**EXERCISE GOAL:** All entries are to be given again verbatim.

**TASK DATA:**
------------------------------------
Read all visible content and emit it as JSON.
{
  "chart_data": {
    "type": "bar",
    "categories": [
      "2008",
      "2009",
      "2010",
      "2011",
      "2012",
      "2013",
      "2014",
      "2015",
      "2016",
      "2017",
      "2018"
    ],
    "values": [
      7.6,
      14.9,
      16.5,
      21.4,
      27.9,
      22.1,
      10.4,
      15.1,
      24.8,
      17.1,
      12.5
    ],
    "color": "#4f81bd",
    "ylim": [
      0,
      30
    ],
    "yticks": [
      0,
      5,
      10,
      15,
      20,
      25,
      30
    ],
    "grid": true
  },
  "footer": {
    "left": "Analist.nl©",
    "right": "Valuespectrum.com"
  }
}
------------------------------------
**THE REPLY:**
Read all visible content and emit it as JSON.
{
  "chart_data": {
    "type": "bar",
    "categories": [
      "2008",
      "2009",
      "2010",
      "2011",
      "2012",
      "2013",
      "2014",
      "2015",
      "2016",
      "2017",
      "2018"
    ],
    "values": [
      7.6,
      14.9,
      16.5,
      21.4,
      27.9,
      22.1,
      10.4,
      15.1,
      24.8,
      17.1,
      12.5
    ],
    "color": "#4f81bd",
    "ylim": [
      0,
      30
    ],
    "yticks": [
      0,
      5,
      10,
      15,
      20,
      25,
      30
    ],
    "grid": true
  },
  "footer": {
    "left": "Analist.nl©",
    "right": "Valuespectrum.com"
  }
}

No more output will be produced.